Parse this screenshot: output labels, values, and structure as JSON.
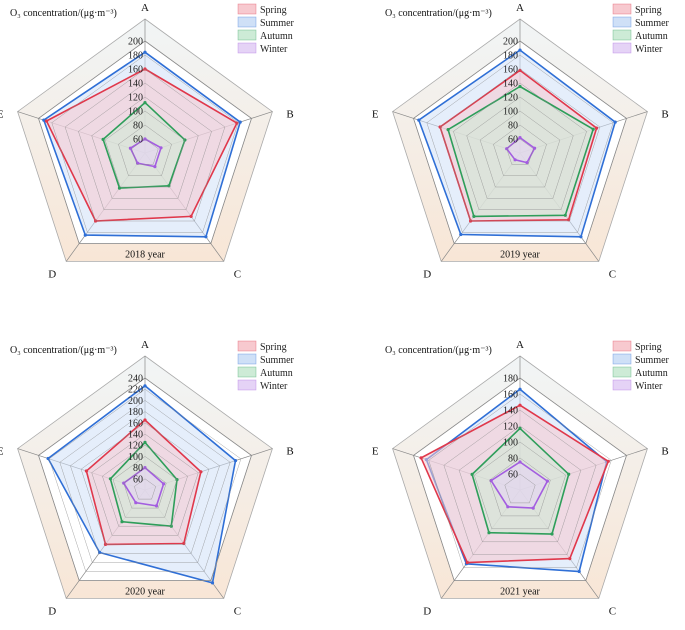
{
  "figure": {
    "unit_label": "O₃ concentration/(μg·m⁻³)"
  },
  "colors": {
    "spring": "#e0384b",
    "summer": "#2f6fd6",
    "autumn": "#2e9e5a",
    "winter": "#a35de0",
    "spring_fill": "#f7c9cf",
    "summer_fill": "#cfe0f7",
    "autumn_fill": "#cdebd6",
    "winter_fill": "#e5d3f6",
    "web": "#888888",
    "band_top": "#f1f5f6",
    "band_bottom": "#f8e6d6"
  },
  "chart_data": [
    {
      "type": "radar",
      "title": "2018 year",
      "axes": [
        "A",
        "B",
        "C",
        "D",
        "E"
      ],
      "ticks": [
        60,
        80,
        100,
        120,
        140,
        160,
        180,
        200
      ],
      "range": [
        40,
        200
      ],
      "legend": [
        "Spring",
        "Summer",
        "Autumn",
        "Winter"
      ],
      "series": [
        {
          "name": "Spring",
          "values": [
            160,
            178,
            152,
            160,
            188
          ]
        },
        {
          "name": "Summer",
          "values": [
            184,
            183,
            188,
            185,
            192
          ]
        },
        {
          "name": "Autumn",
          "values": [
            112,
            100,
            98,
            102,
            103
          ]
        },
        {
          "name": "Winter",
          "values": [
            60,
            64,
            64,
            58,
            62
          ]
        }
      ]
    },
    {
      "type": "radar",
      "title": "2019 year",
      "axes": [
        "A",
        "B",
        "C",
        "D",
        "E"
      ],
      "ticks": [
        60,
        80,
        100,
        120,
        140,
        160,
        180,
        200
      ],
      "range": [
        40,
        200
      ],
      "legend": [
        "Spring",
        "Summer",
        "Autumn",
        "Winter"
      ],
      "series": [
        {
          "name": "Spring",
          "values": [
            158,
            155,
            158,
            160,
            160
          ]
        },
        {
          "name": "Summer",
          "values": [
            187,
            183,
            188,
            184,
            192
          ]
        },
        {
          "name": "Autumn",
          "values": [
            135,
            150,
            150,
            152,
            148
          ]
        },
        {
          "name": "Winter",
          "values": [
            62,
            62,
            57,
            52,
            60
          ]
        }
      ]
    },
    {
      "type": "radar",
      "title": "2020 year",
      "axes": [
        "A",
        "B",
        "C",
        "D",
        "E"
      ],
      "ticks": [
        60,
        80,
        100,
        120,
        140,
        160,
        180,
        200,
        220,
        240
      ],
      "range": [
        40,
        240
      ],
      "legend": [
        "Spring",
        "Summer",
        "Autumn",
        "Winter"
      ],
      "series": [
        {
          "name": "Spring",
          "values": [
            165,
            145,
            158,
            160,
            150
          ]
        },
        {
          "name": "Summer",
          "values": [
            226,
            210,
            245,
            178,
            222
          ]
        },
        {
          "name": "Autumn",
          "values": [
            125,
            100,
            120,
            110,
            105
          ]
        },
        {
          "name": "Winter",
          "values": [
            80,
            75,
            75,
            68,
            80
          ]
        }
      ]
    },
    {
      "type": "radar",
      "title": "2021 year",
      "axes": [
        "A",
        "B",
        "C",
        "D",
        "E"
      ],
      "ticks": [
        60,
        80,
        100,
        120,
        140,
        160,
        180
      ],
      "range": [
        40,
        180
      ],
      "legend": [
        "Spring",
        "Summer",
        "Autumn",
        "Winter"
      ],
      "series": [
        {
          "name": "Spring",
          "values": [
            146,
            156,
            146,
            152,
            170
          ]
        },
        {
          "name": "Summer",
          "values": [
            166,
            154,
            166,
            154,
            163
          ]
        },
        {
          "name": "Autumn",
          "values": [
            117,
            104,
            108,
            106,
            103
          ]
        },
        {
          "name": "Winter",
          "values": [
            75,
            76,
            68,
            66,
            78
          ]
        }
      ]
    }
  ]
}
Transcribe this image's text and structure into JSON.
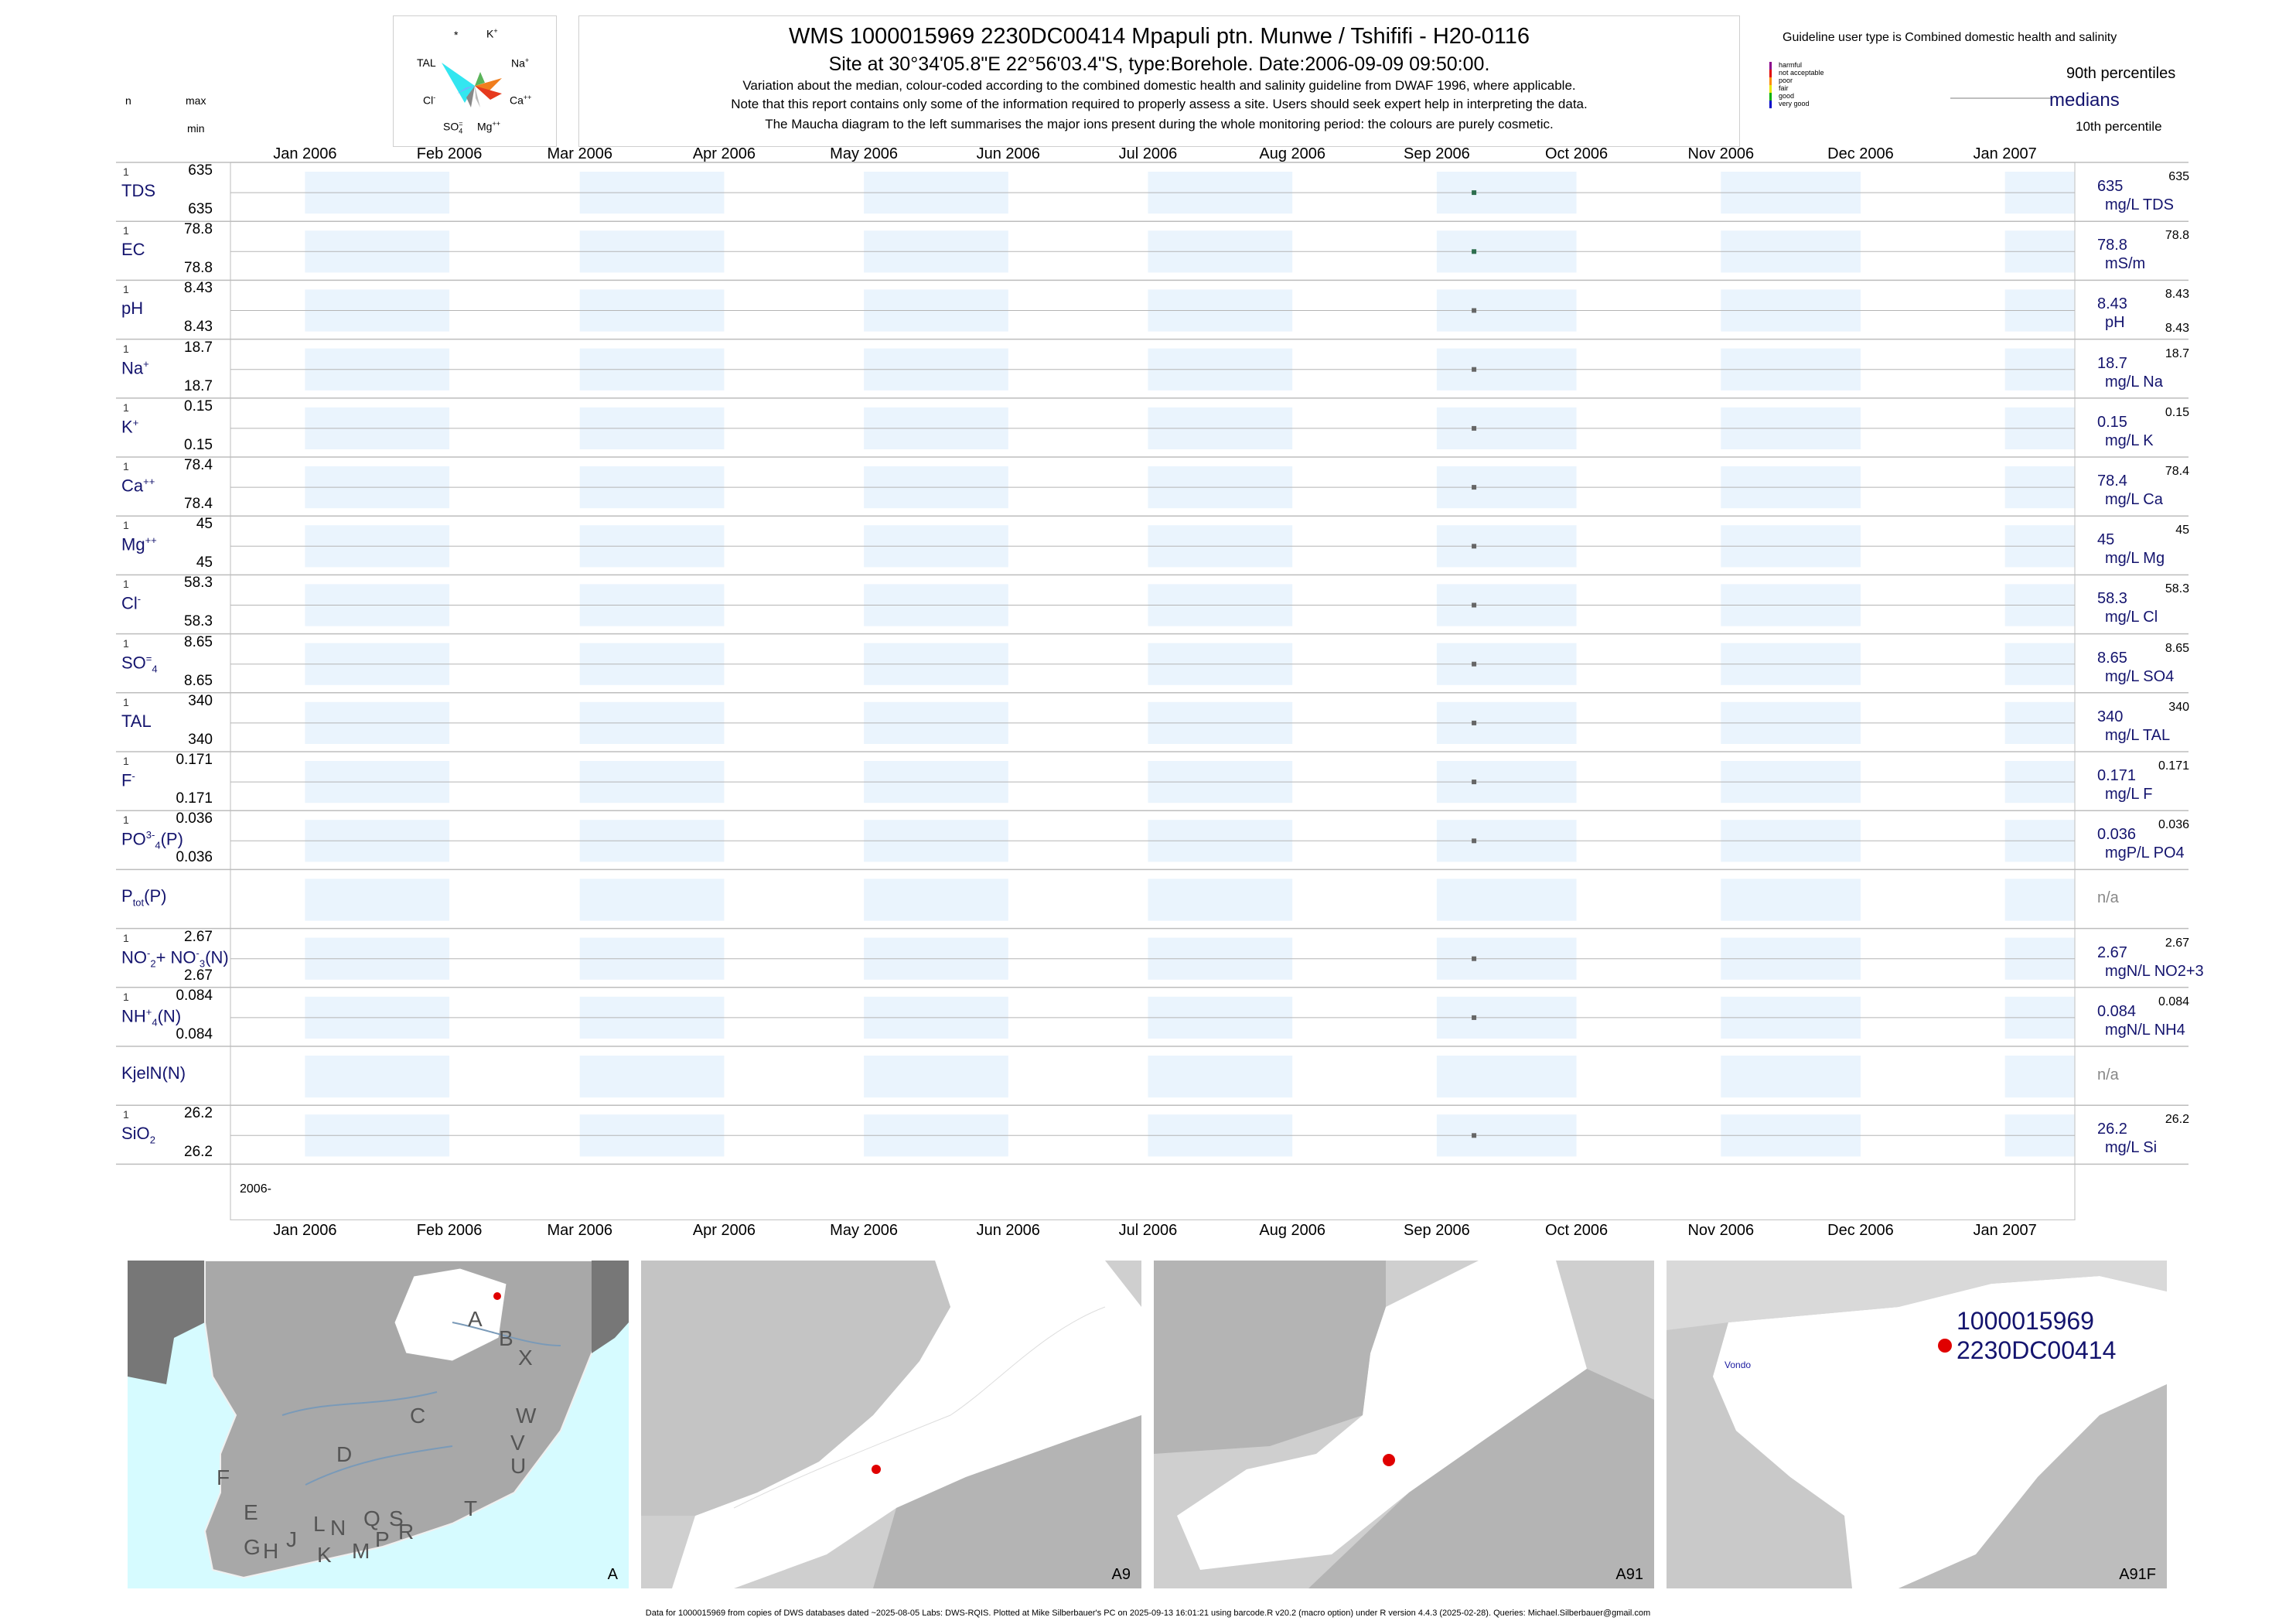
{
  "header": {
    "title": "WMS 1000015969 2230DC00414 Mpapuli ptn. Munwe / Tshififi - H20-0116",
    "subtitle": "Site at 30°34'05.8\"E 22°56'03.4\"S, type:Borehole. Date:2006-09-09 09:50:00.",
    "desc1": "Variation about the median,  colour-coded according to the combined domestic health and salinity guideline from DWAF 1996, where applicable.",
    "desc2": "Note that this report contains only some of the information required to properly assess a site. Users should seek expert help in interpreting the data.",
    "desc3": "The Maucha diagram to the left summarises the major ions present during the whole monitoring period: the colours are purely cosmetic."
  },
  "maucha": {
    "star": "*",
    "k": "K",
    "k_sup": "+",
    "tal": "TAL",
    "na": "Na",
    "na_sup": "+",
    "cl": "Cl",
    "cl_sup": "-",
    "ca": "Ca",
    "ca_sup": "++",
    "so4": "SO",
    "so4_sub": "4",
    "so4_sup": "=",
    "mg": "Mg",
    "mg_sup": "++",
    "colors": {
      "tal": "#33e6f0",
      "na": "#f07e1e",
      "ca": "#e63a1e",
      "k": "#5ab45a",
      "so4": "#888888",
      "mg": "#bbbbbb",
      "cl": "#6cb4ff"
    }
  },
  "columns": {
    "n": "n",
    "max": "max",
    "min": "min"
  },
  "legend": {
    "title": "Guideline user type is Combined domestic health and salinity",
    "classes": [
      {
        "label": "harmful",
        "color": "#8b008b"
      },
      {
        "label": "not acceptable",
        "color": "#e00000"
      },
      {
        "label": "poor",
        "color": "#ff8c00"
      },
      {
        "label": "fair",
        "color": "#e6e600"
      },
      {
        "label": "good",
        "color": "#00b000"
      },
      {
        "label": "very good",
        "color": "#0000c8"
      }
    ],
    "p90": "90th percentiles",
    "medians": "medians",
    "p10": "10th percentile"
  },
  "chart_data": {
    "type": "scatter",
    "x_axis": {
      "ticks": [
        "Jan 2006",
        "Feb 2006",
        "Mar 2006",
        "Apr 2006",
        "May 2006",
        "Jun 2006",
        "Jul 2006",
        "Aug 2006",
        "Sep 2006",
        "Oct 2006",
        "Nov 2006",
        "Dec 2006",
        "Jan 2007"
      ],
      "range": [
        "2005-12-16",
        "2007-01-16"
      ],
      "year_label": "2006-"
    },
    "sample_date": "2006-09-09",
    "series": [
      {
        "name": "TDS",
        "n": "1",
        "max": "635",
        "min": "635",
        "median": "635",
        "unit": "mg/L TDS",
        "p90": "635",
        "p10": "",
        "color": "#2e6e4e"
      },
      {
        "name": "EC",
        "n": "1",
        "max": "78.8",
        "min": "78.8",
        "median": "78.8",
        "unit": "mS/m",
        "p90": "78.8",
        "p10": "",
        "color": "#2e6e4e"
      },
      {
        "name": "pH",
        "n": "1",
        "max": "8.43",
        "min": "8.43",
        "median": "8.43",
        "unit": "pH",
        "p90": "8.43",
        "p10": "8.43",
        "color": "#666666"
      },
      {
        "name": "Na",
        "sup": "+",
        "n": "1",
        "max": "18.7",
        "min": "18.7",
        "median": "18.7",
        "unit": "mg/L Na",
        "p90": "18.7",
        "p10": "",
        "color": "#666666"
      },
      {
        "name": "K",
        "sup": "+",
        "n": "1",
        "max": "0.15",
        "min": "0.15",
        "median": "0.15",
        "unit": "mg/L K",
        "p90": "0.15",
        "p10": "",
        "color": "#666666"
      },
      {
        "name": "Ca",
        "sup": "++",
        "n": "1",
        "max": "78.4",
        "min": "78.4",
        "median": "78.4",
        "unit": "mg/L Ca",
        "p90": "78.4",
        "p10": "",
        "color": "#666666"
      },
      {
        "name": "Mg",
        "sup": "++",
        "n": "1",
        "max": "45",
        "min": "45",
        "median": "45",
        "unit": "mg/L Mg",
        "p90": "45",
        "p10": "",
        "color": "#666666"
      },
      {
        "name": "Cl",
        "sup": "-",
        "n": "1",
        "max": "58.3",
        "min": "58.3",
        "median": "58.3",
        "unit": "mg/L Cl",
        "p90": "58.3",
        "p10": "",
        "color": "#666666"
      },
      {
        "name": "SO",
        "sub": "4",
        "sup": "=",
        "n": "1",
        "max": "8.65",
        "min": "8.65",
        "median": "8.65",
        "unit": "mg/L SO4",
        "p90": "8.65",
        "p10": "",
        "color": "#666666"
      },
      {
        "name": "TAL",
        "n": "1",
        "max": "340",
        "min": "340",
        "median": "340",
        "unit": "mg/L TAL",
        "p90": "340",
        "p10": "",
        "color": "#666666"
      },
      {
        "name": "F",
        "sup": "-",
        "n": "1",
        "max": "0.171",
        "min": "0.171",
        "median": "0.171",
        "unit": "mg/L F",
        "p90": "0.171",
        "p10": "",
        "color": "#666666"
      },
      {
        "name": "PO",
        "sub": "4",
        "sup": "3-",
        "suffix": "(P)",
        "n": "1",
        "max": "0.036",
        "min": "0.036",
        "median": "0.036",
        "unit": "mgP/L PO4",
        "p90": "0.036",
        "p10": "",
        "color": "#666666"
      },
      {
        "name": "P",
        "sub": "tot",
        "suffix": "(P)",
        "n": "",
        "max": "",
        "min": "",
        "median": "",
        "unit": "",
        "p90": "",
        "p10": "",
        "na": "n/a"
      },
      {
        "name": "NO",
        "sub": "2",
        "sup": "-",
        "suffix": "+ NO",
        "sub2": "3",
        "sup2": "-",
        "suffix2": "(N)",
        "n": "1",
        "max": "2.67",
        "min": "2.67",
        "median": "2.67",
        "unit": "mgN/L NO2+3",
        "p90": "2.67",
        "p10": "",
        "color": "#666666"
      },
      {
        "name": "NH",
        "sub": "4",
        "sup": "+",
        "suffix": "(N)",
        "n": "1",
        "max": "0.084",
        "min": "0.084",
        "median": "0.084",
        "unit": "mgN/L NH4",
        "p90": "0.084",
        "p10": "",
        "color": "#666666"
      },
      {
        "name": "KjelN(N)",
        "n": "",
        "max": "",
        "min": "",
        "median": "",
        "unit": "",
        "p90": "",
        "p10": "",
        "na": "n/a"
      },
      {
        "name": "SiO",
        "sub": "2",
        "n": "1",
        "max": "26.2",
        "min": "26.2",
        "median": "26.2",
        "unit": "mg/L Si",
        "p90": "26.2",
        "p10": "",
        "color": "#666666"
      }
    ]
  },
  "maps": {
    "a": {
      "label": "A",
      "regions": [
        "A",
        "B",
        "X",
        "C",
        "W",
        "V",
        "U",
        "D",
        "F",
        "E",
        "T",
        "G",
        "H",
        "J",
        "K",
        "L",
        "N",
        "M",
        "Q",
        "P",
        "S",
        "R"
      ]
    },
    "a9": {
      "label": "A9"
    },
    "a91": {
      "label": "A91"
    },
    "a91f": {
      "label": "A91F",
      "site_id": "1000015969",
      "site_code": "2230DC00414",
      "place": "Vondo"
    },
    "site_color": "#e00000"
  },
  "footer": "Data for 1000015969 from copies of DWS databases dated ~2025-08-05 Labs: DWS-RQIS. Plotted at Mike Silberbauer's PC on 2025-09-13 16:01:21 using barcode.R v20.2 (macro option) under R version 4.4.3 (2025-02-28). Queries: Michael.Silberbauer@gmail.com"
}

====================

For the entries above, count the lines that contain the string "salinity", and state that number without further comment.

2